Set tasks:
1. Using the text about Nigel Bond, decide whether each statement agrees with it: (a) Bond lost the 1995 World Championship final to Stephen Hendry; (b) Bond was born in Sheffield; (c) Bond turned professional for the 1991–1992 season. Answer yes or no for each, quoting the deciding words of the text.
2. From the text about Nigel Bond, extract everything from "Nigel Bond (born" down to "Darley Dale, Derbyshire.".

** start Page extract **

Nigel Bond (born 15 November 1965) is an English former professional snooker player.

Bond competed on the main tour from 1989 to 2022, and was ranked within the world's top 16 players between 1992 and 1999, peaking at 5th for the 1996–97 season. He reached the final of the World Championship in 1995, where he lost 9–18 to Stephen Hendry. He won the 1996 British Open, defeating John Higgins 9–8.

Having reached three other ranking tournament finals, Bond won the 2011 Snooker Shoot-Out and, in 2012, defeated Tony Chappel to win the World Seniors Championship. He fell off the tour following his loss to Lukas Kleckers in the second qualifying round for the 2022 World Championship, and subsequently announced his retirement.

Career
Bond was born in Darley Dale, Derbyshire.

After a strong amateur career, Bond turned professional for the 1989–1990 season. He reached his first ranking semi-final in his first season, and his first final in his second season, but his career peaked in the mid-1990s. In the 1994 World Championship, Bond pulled off one of the biggest comebacks in the event's history, rallying from 9–2 to defeat Cliff Thorburn 10–9 in what would be Thorburn's final appearance at the Crucible. A year later, Bond reached the final after beating Stephen Lee, Alan McManus, Gary Wilkinson and Andy Hicks, but lost to Stephen Hendry 18–9. This was his only semi-final run of the season. As a consequence of reaching the final, he climbed to number 5 in the world rankings for 1996/97, and in that same season he acquired his only ranking tournament victory (after three previous losing finals), the British Open, beating John Higgins 9–8 after needing a snooker in the final frame, winning the World Snooker Association Performance of the Year award for this achievement, although he has failed to maintain this level of performance.

** end Page extract **
** start Data extract **

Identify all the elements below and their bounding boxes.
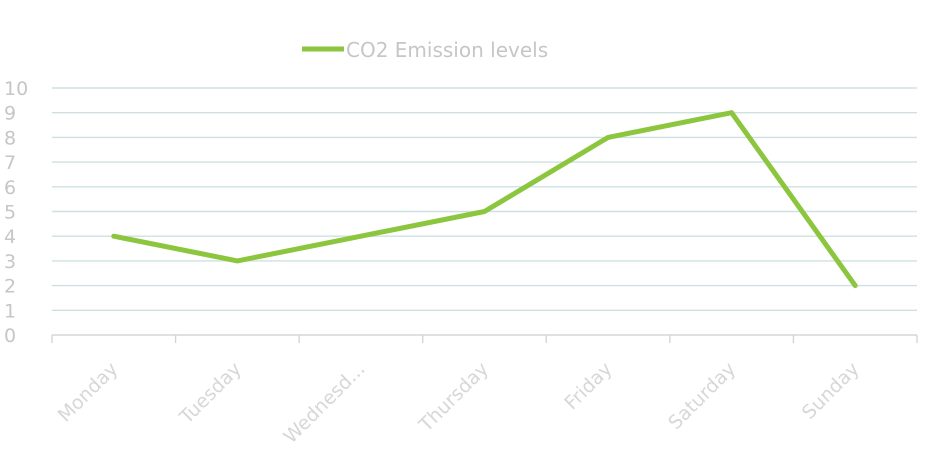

** end Data extract **

Solutions in order:
1.
(a) Yes: "He reached the final of the World Championship in 1995, where he lost 9–18 to Stephen Hendry."
(b) No: "Bond was born in Darley Dale, Derbyshire."
(c) No: "Bond turned professional for the 1989–1990 season."

2.
Nigel Bond (born 15 November 1965) is an English former professional snooker player.

Bond competed on the main tour from 1989 to 2022, and was ranked within the world's top 16 players between 1992 and 1999, peaking at 5th for the 1996–97 season. He reached the final of the World Championship in 1995, where he lost 9–18 to Stephen Hendry. He won the 1996 British Open, defeating John Higgins 9–8.

Having reached three other ranking tournament finals, Bond won the 2011 Snooker Shoot-Out and, in 2012, defeated Tony Chappel to win the World Seniors Championship. He fell off the tour following his loss to Lukas Kleckers in the second qualifying round for the 2022 World Championship, and subsequently announced his retirement.

Career
Bond was born in Darley Dale, Derbyshire.